§ **DATA**
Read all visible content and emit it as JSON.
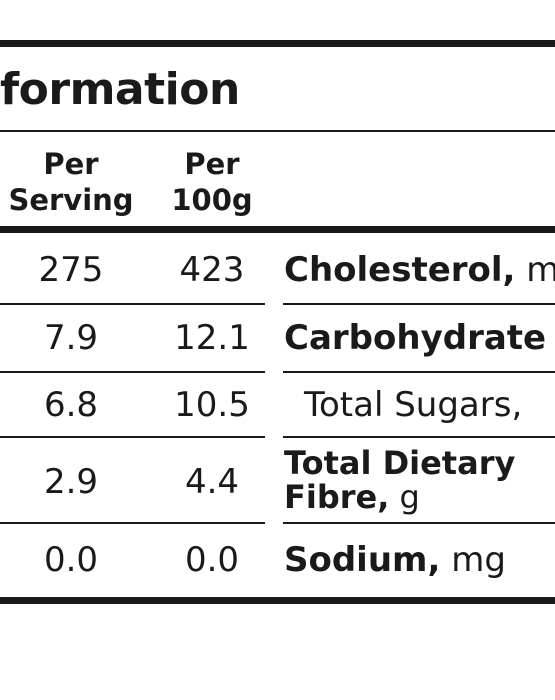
{
  "header": {
    "title": "formation",
    "columns": [
      {
        "line1": "Per",
        "line2": "Serving"
      },
      {
        "line1": "Per",
        "line2": "100g"
      }
    ]
  },
  "rows": [
    {
      "per_serving": "275",
      "per_100g": "423",
      "nutrient": "Cholesterol,",
      "unit": "m"
    },
    {
      "per_serving": "7.9",
      "per_100g": "12.1",
      "nutrient": "Carbohydrate",
      "unit": ""
    },
    {
      "per_serving": "6.8",
      "per_100g": "10.5",
      "nutrient": "Total Sugars,",
      "unit": ""
    },
    {
      "per_serving": "2.9",
      "per_100g": "4.4",
      "nutrient": "Total Dietary",
      "nutrient_line2": "Fibre,",
      "unit": "g"
    },
    {
      "per_serving": "0.0",
      "per_100g": "0.0",
      "nutrient": "Sodium,",
      "unit": "mg"
    }
  ]
}
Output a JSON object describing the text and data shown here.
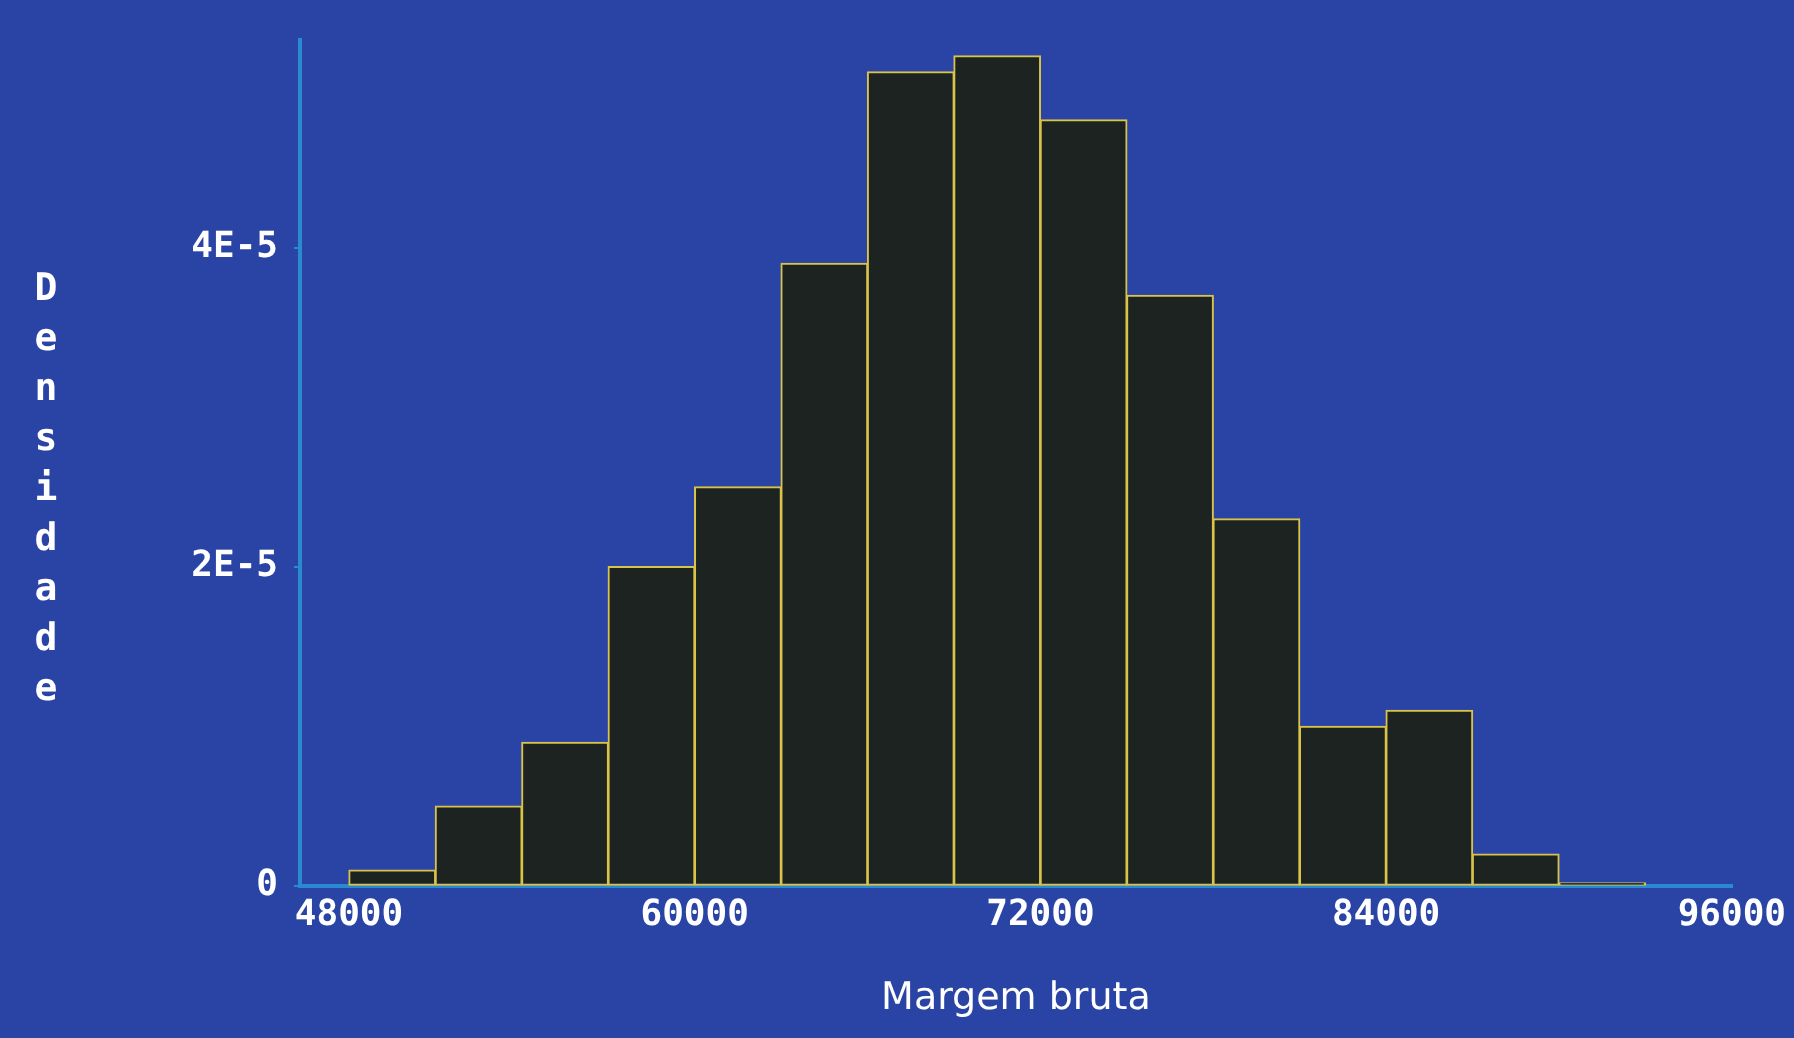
{
  "chart_data": {
    "type": "histogram",
    "xlabel": "Margem bruta",
    "ylabel": "Densidade",
    "bins": [
      48000,
      51000,
      54000,
      57000,
      60000,
      63000,
      66000,
      69000,
      72000,
      75000,
      78000,
      81000,
      84000,
      87000,
      90000,
      93000
    ],
    "values": [
      1e-06,
      5e-06,
      9e-06,
      2e-05,
      2.5e-05,
      3.9e-05,
      5.1e-05,
      5.2e-05,
      4.8e-05,
      3.7e-05,
      2.3e-05,
      1e-05,
      1.1e-05,
      2e-06,
      2e-07
    ],
    "color": "#1d2321",
    "xlim": [
      46300,
      96000
    ],
    "xticks": [
      48000,
      60000,
      72000,
      84000,
      96000
    ],
    "ylim": [
      0,
      5.3e-05
    ],
    "yticks": [
      0,
      {
        "value": 2e-05,
        "label": "2E-5"
      },
      {
        "value": 4e-05,
        "label": "4E-5"
      }
    ],
    "grid": false,
    "legend": false
  }
}
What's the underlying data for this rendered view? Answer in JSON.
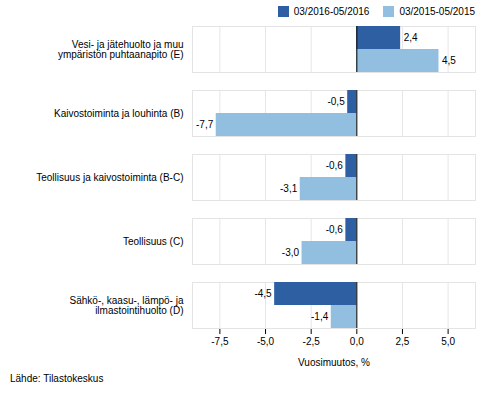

§ **WHAT TO DO**
Transcribe each line above verbatim, with the pictures left out.

§ **WORKED ANSWER**
Read all visible content and emit it as JSON.
{
  "header": {
    "title": "formation",
    "columns": [
      {
        "line1": "Per",
        "line2": "Serving"
      },
      {
        "line1": "Per",
        "line2": "100g"
      }
    ]
  },
  "rows": [
    {
      "per_serving": "275",
      "per_100g": "423",
      "nutrient": "Cholesterol,",
      "unit": "m"
    },
    {
      "per_serving": "7.9",
      "per_100g": "12.1",
      "nutrient": "Carbohydrate",
      "unit": ""
    },
    {
      "per_serving": "6.8",
      "per_100g": "10.5",
      "nutrient": "Total Sugars,",
      "unit": ""
    },
    {
      "per_serving": "2.9",
      "per_100g": "4.4",
      "nutrient": "Total Dietary",
      "nutrient_line2": "Fibre,",
      "unit": "g"
    },
    {
      "per_serving": "0.0",
      "per_100g": "0.0",
      "nutrient": "Sodium,",
      "unit": "mg"
    }
  ]
}
Output a JSON object describing the text and data shown here.
{
  "chart_data": {
    "type": "histogram",
    "xlabel": "Margem bruta",
    "ylabel": "Densidade",
    "bins": [
      48000,
      51000,
      54000,
      57000,
      60000,
      63000,
      66000,
      69000,
      72000,
      75000,
      78000,
      81000,
      84000,
      87000,
      90000,
      93000
    ],
    "values": [
      1e-06,
      5e-06,
      9e-06,
      2e-05,
      2.5e-05,
      3.9e-05,
      5.1e-05,
      5.2e-05,
      4.8e-05,
      3.7e-05,
      2.3e-05,
      1e-05,
      1.1e-05,
      2e-06,
      2e-07
    ],
    "color": "#1d2321",
    "xlim": [
      46300,
      96000
    ],
    "xticks": [
      48000,
      60000,
      72000,
      84000,
      96000
    ],
    "ylim": [
      0,
      5.3e-05
    ],
    "yticks": [
      0,
      {
        "value": 2e-05,
        "label": "2E-5"
      },
      {
        "value": 4e-05,
        "label": "4E-5"
      }
    ],
    "grid": false,
    "legend": false
  }
}
What's the underlying data for this rendered view? Answer in JSON.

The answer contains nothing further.